**Stated goal:** Reproduce all entries precisely as they are written.

— start Records shown —

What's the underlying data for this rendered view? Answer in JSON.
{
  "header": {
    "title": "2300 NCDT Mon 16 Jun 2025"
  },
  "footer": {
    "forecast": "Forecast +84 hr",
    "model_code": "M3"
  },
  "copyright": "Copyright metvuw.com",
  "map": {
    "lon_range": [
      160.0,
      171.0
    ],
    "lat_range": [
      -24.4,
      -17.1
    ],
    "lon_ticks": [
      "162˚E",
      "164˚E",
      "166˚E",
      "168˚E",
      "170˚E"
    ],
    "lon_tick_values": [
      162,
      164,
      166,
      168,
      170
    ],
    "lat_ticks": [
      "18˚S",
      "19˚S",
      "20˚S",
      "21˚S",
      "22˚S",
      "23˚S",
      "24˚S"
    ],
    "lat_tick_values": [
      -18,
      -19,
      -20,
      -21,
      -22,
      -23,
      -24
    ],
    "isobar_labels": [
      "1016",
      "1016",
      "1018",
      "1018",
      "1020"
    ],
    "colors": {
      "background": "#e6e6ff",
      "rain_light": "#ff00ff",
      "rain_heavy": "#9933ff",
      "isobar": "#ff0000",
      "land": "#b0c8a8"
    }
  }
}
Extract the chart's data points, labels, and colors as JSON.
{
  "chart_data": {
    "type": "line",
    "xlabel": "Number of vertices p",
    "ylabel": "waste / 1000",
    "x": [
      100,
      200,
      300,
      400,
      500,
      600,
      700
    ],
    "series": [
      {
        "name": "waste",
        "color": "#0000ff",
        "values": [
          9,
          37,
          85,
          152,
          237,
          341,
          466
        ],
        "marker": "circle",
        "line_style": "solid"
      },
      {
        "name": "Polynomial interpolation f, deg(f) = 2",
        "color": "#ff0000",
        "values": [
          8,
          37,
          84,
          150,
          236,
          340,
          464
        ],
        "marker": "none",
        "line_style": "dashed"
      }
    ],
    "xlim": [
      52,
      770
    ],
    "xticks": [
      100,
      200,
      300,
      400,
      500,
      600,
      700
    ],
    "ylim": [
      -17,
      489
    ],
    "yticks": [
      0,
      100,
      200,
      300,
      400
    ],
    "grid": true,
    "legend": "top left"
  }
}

— end Records shown —

**Answer to this problem:**
What's the underlying data for this rendered view? Answer in JSON.
{
  "header": {
    "title": "2300 NCDT Mon 16 Jun 2025"
  },
  "footer": {
    "forecast": "Forecast +84 hr",
    "model_code": "M3"
  },
  "copyright": "Copyright metvuw.com",
  "map": {
    "lon_range": [
      160.0,
      171.0
    ],
    "lat_range": [
      -24.4,
      -17.1
    ],
    "lon_ticks": [
      "162˚E",
      "164˚E",
      "166˚E",
      "168˚E",
      "170˚E"
    ],
    "lon_tick_values": [
      162,
      164,
      166,
      168,
      170
    ],
    "lat_ticks": [
      "18˚S",
      "19˚S",
      "20˚S",
      "21˚S",
      "22˚S",
      "23˚S",
      "24˚S"
    ],
    "lat_tick_values": [
      -18,
      -19,
      -20,
      -21,
      -22,
      -23,
      -24
    ],
    "isobar_labels": [
      "1016",
      "1016",
      "1018",
      "1018",
      "1020"
    ],
    "colors": {
      "background": "#e6e6ff",
      "rain_light": "#ff00ff",
      "rain_heavy": "#9933ff",
      "isobar": "#ff0000",
      "land": "#b0c8a8"
    }
  }
}
Extract the chart's data points, labels, and colors as JSON.
{
  "chart_data": {
    "type": "line",
    "xlabel": "Number of vertices p",
    "ylabel": "waste / 1000",
    "x": [
      100,
      200,
      300,
      400,
      500,
      600,
      700
    ],
    "series": [
      {
        "name": "waste",
        "color": "#0000ff",
        "values": [
          9,
          37,
          85,
          152,
          237,
          341,
          466
        ],
        "marker": "circle",
        "line_style": "solid"
      },
      {
        "name": "Polynomial interpolation f, deg(f) = 2",
        "color": "#ff0000",
        "values": [
          8,
          37,
          84,
          150,
          236,
          340,
          464
        ],
        "marker": "none",
        "line_style": "dashed"
      }
    ],
    "xlim": [
      52,
      770
    ],
    "xticks": [
      100,
      200,
      300,
      400,
      500,
      600,
      700
    ],
    "ylim": [
      -17,
      489
    ],
    "yticks": [
      0,
      100,
      200,
      300,
      400
    ],
    "grid": true,
    "legend": "top left"
  }
}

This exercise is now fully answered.